## Start
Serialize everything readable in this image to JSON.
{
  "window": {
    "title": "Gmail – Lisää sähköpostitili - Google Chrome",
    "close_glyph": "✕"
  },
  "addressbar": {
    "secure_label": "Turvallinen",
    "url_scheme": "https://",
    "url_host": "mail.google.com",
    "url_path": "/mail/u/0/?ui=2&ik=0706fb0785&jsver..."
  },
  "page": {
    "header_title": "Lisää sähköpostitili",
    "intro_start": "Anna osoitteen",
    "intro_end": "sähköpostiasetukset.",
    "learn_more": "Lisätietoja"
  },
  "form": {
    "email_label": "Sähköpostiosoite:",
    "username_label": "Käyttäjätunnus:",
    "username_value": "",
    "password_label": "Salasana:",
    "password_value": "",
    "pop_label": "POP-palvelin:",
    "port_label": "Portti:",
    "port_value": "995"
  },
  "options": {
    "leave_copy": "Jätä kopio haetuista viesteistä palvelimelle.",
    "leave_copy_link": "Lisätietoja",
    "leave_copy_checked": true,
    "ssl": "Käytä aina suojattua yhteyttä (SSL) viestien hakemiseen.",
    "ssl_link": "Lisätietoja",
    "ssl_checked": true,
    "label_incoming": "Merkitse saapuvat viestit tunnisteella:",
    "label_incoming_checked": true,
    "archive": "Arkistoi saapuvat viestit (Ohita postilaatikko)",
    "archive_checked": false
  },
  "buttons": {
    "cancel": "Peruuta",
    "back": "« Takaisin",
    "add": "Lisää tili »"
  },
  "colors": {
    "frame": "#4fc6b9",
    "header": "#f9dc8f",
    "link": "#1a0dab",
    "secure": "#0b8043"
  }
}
## End
Task description —
Show the data once more, exactly as it was written.

Reply —
Serialize everything readable in this image to JSON.
{
  "window": {
    "title": "Gmail – Lisää sähköpostitili - Google Chrome",
    "close_glyph": "✕"
  },
  "addressbar": {
    "secure_label": "Turvallinen",
    "url_scheme": "https://",
    "url_host": "mail.google.com",
    "url_path": "/mail/u/0/?ui=2&ik=0706fb0785&jsver..."
  },
  "page": {
    "header_title": "Lisää sähköpostitili",
    "intro_start": "Anna osoitteen",
    "intro_end": "sähköpostiasetukset.",
    "learn_more": "Lisätietoja"
  },
  "form": {
    "email_label": "Sähköpostiosoite:",
    "username_label": "Käyttäjätunnus:",
    "username_value": "",
    "password_label": "Salasana:",
    "password_value": "",
    "pop_label": "POP-palvelin:",
    "port_label": "Portti:",
    "port_value": "995"
  },
  "options": {
    "leave_copy": "Jätä kopio haetuista viesteistä palvelimelle.",
    "leave_copy_link": "Lisätietoja",
    "leave_copy_checked": true,
    "ssl": "Käytä aina suojattua yhteyttä (SSL) viestien hakemiseen.",
    "ssl_link": "Lisätietoja",
    "ssl_checked": true,
    "label_incoming": "Merkitse saapuvat viestit tunnisteella:",
    "label_incoming_checked": true,
    "archive": "Arkistoi saapuvat viestit (Ohita postilaatikko)",
    "archive_checked": false
  },
  "buttons": {
    "cancel": "Peruuta",
    "back": "« Takaisin",
    "add": "Lisää tili »"
  },
  "colors": {
    "frame": "#4fc6b9",
    "header": "#f9dc8f",
    "link": "#1a0dab",
    "secure": "#0b8043"
  }
}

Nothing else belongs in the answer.